# TO DO
Copy out all lines carrying the word "Gagandeep".

# ROWS

◇ ◇ ◇ ◇ ◇ ◇ ◇

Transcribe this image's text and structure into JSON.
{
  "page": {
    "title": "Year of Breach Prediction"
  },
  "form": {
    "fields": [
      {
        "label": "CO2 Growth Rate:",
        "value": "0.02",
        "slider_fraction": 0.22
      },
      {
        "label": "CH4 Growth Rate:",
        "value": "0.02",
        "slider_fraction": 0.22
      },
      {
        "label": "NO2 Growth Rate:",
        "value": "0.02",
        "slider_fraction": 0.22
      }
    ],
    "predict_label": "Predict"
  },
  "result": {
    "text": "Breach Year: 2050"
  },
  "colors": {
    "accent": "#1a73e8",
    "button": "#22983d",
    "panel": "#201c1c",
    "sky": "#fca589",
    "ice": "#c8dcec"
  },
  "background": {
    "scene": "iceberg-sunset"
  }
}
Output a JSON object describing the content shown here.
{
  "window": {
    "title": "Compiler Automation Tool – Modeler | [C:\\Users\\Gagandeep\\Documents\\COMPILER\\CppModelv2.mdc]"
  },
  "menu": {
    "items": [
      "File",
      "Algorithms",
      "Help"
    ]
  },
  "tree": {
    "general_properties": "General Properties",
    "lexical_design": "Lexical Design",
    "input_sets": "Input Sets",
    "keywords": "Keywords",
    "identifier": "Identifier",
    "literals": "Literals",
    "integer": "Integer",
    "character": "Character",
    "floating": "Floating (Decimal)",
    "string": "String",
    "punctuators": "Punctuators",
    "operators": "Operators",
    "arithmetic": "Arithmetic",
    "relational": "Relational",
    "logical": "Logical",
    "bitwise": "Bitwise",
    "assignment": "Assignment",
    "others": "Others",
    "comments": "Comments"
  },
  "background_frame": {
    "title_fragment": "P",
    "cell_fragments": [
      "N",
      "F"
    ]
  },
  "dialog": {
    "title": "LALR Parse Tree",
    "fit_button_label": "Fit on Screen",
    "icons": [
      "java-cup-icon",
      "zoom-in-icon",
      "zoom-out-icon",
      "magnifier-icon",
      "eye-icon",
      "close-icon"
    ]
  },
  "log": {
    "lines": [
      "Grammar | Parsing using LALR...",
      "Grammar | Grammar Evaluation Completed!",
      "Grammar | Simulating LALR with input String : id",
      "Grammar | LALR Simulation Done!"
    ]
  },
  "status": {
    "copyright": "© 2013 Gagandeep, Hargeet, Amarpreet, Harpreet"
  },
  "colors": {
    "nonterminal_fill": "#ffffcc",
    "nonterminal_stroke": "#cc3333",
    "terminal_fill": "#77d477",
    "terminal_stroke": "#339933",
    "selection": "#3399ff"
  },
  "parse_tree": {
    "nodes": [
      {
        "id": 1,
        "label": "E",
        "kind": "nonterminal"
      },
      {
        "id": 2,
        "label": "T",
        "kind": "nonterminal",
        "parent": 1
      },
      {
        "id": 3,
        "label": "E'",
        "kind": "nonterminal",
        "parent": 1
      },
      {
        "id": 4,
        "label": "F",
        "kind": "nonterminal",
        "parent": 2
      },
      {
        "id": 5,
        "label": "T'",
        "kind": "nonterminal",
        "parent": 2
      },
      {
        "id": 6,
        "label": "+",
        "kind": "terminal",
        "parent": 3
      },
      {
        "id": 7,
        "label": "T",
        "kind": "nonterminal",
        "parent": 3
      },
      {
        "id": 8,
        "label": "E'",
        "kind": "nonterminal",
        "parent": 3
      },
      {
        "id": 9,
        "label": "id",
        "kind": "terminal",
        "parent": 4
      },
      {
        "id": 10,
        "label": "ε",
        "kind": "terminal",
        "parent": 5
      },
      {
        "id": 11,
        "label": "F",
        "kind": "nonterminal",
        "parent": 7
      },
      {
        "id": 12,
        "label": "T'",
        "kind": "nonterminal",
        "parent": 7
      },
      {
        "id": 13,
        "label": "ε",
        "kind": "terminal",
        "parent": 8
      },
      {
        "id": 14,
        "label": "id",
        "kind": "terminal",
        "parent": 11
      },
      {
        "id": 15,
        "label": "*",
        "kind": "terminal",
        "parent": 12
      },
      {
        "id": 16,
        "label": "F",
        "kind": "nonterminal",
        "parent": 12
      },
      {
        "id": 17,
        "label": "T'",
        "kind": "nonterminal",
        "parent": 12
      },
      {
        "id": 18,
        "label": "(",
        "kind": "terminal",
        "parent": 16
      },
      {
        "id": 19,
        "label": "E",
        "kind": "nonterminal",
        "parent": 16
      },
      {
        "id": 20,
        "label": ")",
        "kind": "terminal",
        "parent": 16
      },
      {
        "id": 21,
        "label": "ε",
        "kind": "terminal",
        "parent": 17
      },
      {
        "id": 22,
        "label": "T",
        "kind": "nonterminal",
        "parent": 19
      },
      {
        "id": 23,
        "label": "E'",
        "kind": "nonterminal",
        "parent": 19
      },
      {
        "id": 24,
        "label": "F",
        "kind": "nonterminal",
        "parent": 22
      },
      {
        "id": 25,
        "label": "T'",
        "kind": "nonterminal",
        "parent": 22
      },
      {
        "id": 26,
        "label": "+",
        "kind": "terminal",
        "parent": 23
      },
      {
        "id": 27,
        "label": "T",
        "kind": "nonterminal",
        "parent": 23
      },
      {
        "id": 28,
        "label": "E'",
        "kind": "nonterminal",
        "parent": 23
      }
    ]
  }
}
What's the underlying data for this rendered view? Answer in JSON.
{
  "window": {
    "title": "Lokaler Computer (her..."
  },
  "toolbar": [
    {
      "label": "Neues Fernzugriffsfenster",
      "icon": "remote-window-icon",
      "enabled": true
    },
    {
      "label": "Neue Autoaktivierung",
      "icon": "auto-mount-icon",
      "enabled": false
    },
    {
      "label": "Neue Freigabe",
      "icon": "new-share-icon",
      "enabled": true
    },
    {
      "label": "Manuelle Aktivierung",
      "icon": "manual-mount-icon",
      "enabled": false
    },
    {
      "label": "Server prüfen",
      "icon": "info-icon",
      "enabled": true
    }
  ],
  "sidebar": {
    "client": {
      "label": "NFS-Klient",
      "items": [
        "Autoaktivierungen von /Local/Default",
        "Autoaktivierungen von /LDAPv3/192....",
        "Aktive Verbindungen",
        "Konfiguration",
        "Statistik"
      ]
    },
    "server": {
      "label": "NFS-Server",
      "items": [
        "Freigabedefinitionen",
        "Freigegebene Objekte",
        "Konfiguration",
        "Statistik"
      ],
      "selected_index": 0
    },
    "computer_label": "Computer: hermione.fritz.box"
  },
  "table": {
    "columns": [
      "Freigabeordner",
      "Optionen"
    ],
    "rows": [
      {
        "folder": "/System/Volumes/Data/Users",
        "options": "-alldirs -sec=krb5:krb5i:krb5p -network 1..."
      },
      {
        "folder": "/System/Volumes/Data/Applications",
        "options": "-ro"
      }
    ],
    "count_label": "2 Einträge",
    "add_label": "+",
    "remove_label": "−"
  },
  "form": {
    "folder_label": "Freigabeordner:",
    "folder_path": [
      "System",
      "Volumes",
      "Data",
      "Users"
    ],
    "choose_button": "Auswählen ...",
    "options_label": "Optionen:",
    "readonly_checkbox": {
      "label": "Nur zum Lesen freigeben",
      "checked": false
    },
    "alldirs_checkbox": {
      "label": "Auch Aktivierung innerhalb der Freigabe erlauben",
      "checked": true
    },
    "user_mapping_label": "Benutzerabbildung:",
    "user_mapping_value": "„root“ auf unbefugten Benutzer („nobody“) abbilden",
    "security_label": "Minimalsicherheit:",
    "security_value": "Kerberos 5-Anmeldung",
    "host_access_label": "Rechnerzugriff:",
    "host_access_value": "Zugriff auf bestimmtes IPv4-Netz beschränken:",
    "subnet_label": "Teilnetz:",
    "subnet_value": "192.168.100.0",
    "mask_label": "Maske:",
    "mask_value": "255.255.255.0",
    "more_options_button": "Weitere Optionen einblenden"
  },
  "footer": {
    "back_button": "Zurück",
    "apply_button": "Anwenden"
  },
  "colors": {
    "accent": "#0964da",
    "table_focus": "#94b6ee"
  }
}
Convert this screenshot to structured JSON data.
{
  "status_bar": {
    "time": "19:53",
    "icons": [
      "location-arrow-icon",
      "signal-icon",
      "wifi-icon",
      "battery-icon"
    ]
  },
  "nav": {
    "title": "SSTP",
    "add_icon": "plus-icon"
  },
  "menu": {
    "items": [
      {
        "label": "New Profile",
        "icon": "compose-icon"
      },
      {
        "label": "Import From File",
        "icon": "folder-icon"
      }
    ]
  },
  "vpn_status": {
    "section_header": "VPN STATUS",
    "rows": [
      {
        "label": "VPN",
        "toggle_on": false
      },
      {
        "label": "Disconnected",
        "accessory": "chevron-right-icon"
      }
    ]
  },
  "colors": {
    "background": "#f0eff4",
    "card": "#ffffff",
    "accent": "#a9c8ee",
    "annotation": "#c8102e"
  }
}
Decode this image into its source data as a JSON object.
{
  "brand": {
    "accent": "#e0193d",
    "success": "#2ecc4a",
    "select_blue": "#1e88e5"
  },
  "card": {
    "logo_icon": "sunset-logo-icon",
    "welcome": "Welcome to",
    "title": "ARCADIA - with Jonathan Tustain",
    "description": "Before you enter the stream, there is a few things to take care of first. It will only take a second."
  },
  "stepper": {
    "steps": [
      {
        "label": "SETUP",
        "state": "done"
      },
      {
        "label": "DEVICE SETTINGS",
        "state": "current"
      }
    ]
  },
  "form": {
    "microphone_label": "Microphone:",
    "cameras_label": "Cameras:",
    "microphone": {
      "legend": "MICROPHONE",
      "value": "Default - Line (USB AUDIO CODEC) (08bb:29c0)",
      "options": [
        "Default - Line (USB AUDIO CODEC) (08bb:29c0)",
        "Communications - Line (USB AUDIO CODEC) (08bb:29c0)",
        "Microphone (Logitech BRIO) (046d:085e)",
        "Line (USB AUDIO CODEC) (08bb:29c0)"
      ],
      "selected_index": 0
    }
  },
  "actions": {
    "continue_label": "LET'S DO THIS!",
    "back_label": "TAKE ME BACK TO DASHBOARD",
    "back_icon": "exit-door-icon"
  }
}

◇ ◇ ◇ ◇ ◇ ◇ ◇

# EXERCISE OUTPUT
    "title": "Compiler Automation Tool – Modeler | [C:\\Users\\Gagandeep\\Documents\\COMPILER\\CppModelv2.mdc]"
    "copyright": "© 2013 Gagandeep, Hargeet, Amarpreet, Harpreet"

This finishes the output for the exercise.